_Aim of the task_
Using the data below, gather each line that includes the word "Συμβάσεις".

_Items_

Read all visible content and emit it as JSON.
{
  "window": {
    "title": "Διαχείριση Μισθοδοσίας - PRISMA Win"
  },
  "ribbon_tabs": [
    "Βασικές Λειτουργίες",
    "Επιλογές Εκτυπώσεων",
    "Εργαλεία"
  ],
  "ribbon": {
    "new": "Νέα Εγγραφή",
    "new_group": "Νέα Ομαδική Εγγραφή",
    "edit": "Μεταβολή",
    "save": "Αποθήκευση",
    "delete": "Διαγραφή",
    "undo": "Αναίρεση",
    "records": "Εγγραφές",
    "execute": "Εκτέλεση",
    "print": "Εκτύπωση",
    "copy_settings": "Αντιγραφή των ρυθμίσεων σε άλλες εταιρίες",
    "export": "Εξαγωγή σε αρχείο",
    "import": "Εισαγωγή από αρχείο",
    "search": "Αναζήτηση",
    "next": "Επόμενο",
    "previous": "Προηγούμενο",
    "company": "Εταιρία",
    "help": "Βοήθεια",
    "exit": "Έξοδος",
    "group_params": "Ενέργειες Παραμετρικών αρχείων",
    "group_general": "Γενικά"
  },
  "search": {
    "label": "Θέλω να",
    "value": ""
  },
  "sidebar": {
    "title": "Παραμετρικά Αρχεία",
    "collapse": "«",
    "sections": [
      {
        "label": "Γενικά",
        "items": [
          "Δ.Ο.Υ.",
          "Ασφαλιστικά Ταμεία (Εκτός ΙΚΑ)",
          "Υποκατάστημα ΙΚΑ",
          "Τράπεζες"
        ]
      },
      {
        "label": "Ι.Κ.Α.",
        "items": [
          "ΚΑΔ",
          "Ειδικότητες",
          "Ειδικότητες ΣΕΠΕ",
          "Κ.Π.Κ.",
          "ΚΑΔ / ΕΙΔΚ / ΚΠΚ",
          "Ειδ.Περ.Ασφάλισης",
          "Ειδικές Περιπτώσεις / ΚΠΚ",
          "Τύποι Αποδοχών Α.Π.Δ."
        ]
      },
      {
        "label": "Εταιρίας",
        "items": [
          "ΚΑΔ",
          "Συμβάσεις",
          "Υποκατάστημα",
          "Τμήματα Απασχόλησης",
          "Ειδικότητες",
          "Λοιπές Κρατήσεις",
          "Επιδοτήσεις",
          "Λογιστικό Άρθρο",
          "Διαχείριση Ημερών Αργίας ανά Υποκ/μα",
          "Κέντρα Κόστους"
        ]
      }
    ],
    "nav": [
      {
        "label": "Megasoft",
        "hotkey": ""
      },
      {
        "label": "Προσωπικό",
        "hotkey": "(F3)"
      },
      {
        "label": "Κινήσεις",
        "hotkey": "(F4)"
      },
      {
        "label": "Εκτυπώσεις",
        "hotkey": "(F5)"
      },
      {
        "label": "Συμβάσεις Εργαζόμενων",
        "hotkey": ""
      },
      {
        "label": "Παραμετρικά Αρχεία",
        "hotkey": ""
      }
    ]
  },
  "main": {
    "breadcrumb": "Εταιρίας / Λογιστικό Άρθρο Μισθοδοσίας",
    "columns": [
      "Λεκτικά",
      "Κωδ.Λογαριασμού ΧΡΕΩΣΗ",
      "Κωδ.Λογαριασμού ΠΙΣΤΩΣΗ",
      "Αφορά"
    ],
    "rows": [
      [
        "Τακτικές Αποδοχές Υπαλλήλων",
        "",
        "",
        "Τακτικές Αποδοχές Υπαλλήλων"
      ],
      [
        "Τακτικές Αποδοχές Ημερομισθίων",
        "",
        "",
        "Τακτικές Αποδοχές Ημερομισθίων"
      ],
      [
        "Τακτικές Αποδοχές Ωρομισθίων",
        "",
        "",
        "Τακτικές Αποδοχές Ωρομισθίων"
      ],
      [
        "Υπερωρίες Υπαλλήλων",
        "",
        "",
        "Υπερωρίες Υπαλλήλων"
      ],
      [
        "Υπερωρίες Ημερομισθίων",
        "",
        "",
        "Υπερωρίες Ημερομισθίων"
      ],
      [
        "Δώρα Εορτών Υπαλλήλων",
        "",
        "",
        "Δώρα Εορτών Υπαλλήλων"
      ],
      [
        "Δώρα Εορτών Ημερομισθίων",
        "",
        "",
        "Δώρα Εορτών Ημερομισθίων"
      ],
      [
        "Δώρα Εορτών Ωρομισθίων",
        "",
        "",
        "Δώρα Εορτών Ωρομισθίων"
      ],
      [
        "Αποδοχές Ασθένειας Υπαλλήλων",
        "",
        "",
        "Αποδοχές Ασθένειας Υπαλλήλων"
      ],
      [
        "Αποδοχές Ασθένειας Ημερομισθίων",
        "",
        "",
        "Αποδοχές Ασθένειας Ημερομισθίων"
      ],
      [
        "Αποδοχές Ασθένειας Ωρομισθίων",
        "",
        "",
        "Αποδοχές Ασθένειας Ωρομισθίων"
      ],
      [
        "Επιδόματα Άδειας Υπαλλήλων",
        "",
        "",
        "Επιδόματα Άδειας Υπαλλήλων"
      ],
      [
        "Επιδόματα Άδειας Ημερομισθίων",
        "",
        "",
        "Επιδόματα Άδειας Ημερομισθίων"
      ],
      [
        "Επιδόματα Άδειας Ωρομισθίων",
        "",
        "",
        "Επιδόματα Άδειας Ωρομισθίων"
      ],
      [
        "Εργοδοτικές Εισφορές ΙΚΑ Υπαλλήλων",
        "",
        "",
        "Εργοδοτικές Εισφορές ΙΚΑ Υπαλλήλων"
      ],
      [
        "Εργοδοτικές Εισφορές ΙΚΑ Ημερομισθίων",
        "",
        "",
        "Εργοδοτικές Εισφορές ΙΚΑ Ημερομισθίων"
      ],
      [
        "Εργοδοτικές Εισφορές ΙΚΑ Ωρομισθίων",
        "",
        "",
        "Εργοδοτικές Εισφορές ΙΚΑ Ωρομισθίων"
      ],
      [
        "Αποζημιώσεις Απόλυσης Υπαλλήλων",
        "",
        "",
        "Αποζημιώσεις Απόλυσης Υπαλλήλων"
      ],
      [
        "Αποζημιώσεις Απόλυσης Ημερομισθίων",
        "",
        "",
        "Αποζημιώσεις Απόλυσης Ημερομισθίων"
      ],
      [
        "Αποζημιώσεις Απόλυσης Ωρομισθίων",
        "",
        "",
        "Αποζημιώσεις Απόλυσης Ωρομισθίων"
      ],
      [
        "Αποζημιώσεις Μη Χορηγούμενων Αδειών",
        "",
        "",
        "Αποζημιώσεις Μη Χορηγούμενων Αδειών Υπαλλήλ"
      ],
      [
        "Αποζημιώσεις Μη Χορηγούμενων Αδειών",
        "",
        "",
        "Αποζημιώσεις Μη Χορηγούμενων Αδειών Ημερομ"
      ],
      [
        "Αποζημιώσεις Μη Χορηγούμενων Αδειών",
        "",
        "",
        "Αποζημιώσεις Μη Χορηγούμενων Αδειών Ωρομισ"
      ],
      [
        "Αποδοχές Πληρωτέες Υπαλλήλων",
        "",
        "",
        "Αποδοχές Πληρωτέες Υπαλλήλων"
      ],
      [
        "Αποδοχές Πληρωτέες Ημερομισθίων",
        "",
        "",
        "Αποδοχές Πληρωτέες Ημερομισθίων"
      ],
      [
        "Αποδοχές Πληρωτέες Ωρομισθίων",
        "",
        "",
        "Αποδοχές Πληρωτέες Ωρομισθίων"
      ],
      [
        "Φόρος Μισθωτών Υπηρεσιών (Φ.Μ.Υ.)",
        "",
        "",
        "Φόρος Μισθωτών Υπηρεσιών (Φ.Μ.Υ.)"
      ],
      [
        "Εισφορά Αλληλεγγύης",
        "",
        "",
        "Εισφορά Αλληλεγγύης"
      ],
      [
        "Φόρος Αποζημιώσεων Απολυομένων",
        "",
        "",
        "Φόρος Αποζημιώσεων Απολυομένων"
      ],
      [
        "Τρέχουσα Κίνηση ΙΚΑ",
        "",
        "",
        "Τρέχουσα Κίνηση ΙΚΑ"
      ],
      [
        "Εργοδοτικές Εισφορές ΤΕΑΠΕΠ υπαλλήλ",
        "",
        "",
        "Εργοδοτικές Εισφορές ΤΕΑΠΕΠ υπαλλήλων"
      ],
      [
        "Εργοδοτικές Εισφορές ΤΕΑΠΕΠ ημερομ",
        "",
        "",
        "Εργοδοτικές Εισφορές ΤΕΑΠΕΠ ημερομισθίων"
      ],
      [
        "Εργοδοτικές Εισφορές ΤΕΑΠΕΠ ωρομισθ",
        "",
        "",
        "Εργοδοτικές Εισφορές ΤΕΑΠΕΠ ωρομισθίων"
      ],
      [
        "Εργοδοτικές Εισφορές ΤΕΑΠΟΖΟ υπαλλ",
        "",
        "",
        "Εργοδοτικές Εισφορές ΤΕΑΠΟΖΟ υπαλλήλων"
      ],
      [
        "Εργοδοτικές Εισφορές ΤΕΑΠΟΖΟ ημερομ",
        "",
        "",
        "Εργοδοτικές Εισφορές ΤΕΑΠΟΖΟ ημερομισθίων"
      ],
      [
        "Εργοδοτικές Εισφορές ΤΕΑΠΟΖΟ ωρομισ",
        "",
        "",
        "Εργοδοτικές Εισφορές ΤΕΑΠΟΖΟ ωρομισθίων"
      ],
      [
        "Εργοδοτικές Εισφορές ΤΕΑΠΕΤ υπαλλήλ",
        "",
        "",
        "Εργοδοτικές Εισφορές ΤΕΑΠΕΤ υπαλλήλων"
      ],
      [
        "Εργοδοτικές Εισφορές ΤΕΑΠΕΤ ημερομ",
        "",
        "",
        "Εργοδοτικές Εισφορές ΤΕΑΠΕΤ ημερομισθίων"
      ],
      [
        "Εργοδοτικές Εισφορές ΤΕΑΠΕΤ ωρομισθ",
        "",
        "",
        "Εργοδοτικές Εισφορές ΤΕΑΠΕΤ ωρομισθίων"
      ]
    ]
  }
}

_The output_
          "Συμβάσεις",
        "label": "Συμβάσεις Εργαζόμενων",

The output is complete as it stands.